-- START Extracted material --

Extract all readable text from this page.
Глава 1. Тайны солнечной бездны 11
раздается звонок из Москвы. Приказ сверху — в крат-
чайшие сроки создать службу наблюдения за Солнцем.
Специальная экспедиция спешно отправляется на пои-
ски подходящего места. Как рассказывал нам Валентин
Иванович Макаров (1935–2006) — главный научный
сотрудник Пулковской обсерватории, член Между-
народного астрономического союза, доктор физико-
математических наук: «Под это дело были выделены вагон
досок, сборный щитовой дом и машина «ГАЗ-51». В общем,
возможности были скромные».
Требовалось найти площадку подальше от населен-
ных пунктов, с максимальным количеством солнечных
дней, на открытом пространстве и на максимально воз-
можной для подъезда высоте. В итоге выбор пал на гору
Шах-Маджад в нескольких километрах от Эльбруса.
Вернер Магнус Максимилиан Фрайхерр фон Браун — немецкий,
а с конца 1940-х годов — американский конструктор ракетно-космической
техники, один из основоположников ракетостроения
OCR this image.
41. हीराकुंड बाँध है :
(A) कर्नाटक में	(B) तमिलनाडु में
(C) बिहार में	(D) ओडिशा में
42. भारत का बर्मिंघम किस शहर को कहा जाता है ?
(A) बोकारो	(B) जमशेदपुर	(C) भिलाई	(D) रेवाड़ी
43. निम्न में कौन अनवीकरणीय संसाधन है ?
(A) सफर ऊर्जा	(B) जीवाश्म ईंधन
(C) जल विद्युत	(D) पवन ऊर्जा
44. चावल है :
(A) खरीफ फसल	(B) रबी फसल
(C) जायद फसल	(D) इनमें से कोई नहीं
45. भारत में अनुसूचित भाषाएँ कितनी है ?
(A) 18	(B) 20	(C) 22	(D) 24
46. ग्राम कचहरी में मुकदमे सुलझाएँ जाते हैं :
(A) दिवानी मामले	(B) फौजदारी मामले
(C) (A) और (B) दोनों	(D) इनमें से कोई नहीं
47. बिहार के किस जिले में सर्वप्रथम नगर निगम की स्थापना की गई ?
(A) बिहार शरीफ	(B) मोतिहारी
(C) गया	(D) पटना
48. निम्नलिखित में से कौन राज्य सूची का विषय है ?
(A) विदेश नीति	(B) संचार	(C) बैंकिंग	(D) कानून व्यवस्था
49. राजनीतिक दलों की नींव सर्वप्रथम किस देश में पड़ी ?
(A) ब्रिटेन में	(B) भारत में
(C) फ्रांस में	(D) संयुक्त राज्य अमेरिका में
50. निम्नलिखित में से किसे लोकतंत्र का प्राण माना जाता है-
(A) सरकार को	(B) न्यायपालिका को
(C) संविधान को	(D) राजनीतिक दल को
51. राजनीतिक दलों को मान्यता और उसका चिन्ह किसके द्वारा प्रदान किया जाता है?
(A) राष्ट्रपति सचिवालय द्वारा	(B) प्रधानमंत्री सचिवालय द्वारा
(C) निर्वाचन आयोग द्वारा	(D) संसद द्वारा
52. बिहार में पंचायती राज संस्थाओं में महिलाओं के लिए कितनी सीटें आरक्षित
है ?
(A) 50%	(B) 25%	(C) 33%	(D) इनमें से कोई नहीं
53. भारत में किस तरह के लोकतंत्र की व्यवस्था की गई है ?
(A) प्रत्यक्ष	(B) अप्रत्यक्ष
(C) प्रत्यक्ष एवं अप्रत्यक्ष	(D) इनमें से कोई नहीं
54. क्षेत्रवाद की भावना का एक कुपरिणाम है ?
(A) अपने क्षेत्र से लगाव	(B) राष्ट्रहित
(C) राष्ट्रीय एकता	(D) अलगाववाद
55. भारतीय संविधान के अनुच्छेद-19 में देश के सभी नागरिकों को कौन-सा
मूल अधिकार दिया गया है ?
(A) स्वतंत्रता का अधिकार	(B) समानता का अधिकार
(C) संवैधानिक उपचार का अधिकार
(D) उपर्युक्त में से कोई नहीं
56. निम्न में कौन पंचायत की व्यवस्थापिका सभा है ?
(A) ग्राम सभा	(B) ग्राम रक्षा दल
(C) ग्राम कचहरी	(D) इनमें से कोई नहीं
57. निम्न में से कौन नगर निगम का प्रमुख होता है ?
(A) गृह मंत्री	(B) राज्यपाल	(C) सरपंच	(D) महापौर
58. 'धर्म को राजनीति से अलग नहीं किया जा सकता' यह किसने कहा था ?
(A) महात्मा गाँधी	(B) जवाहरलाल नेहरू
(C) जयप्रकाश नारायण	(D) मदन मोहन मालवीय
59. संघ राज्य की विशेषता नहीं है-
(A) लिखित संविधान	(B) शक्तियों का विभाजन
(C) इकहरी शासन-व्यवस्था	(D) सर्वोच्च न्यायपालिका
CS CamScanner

-- END Extracted material --

[Your instructions]: State how many lines of the records above contain the word "this", giving only that number.

[Solution]: 2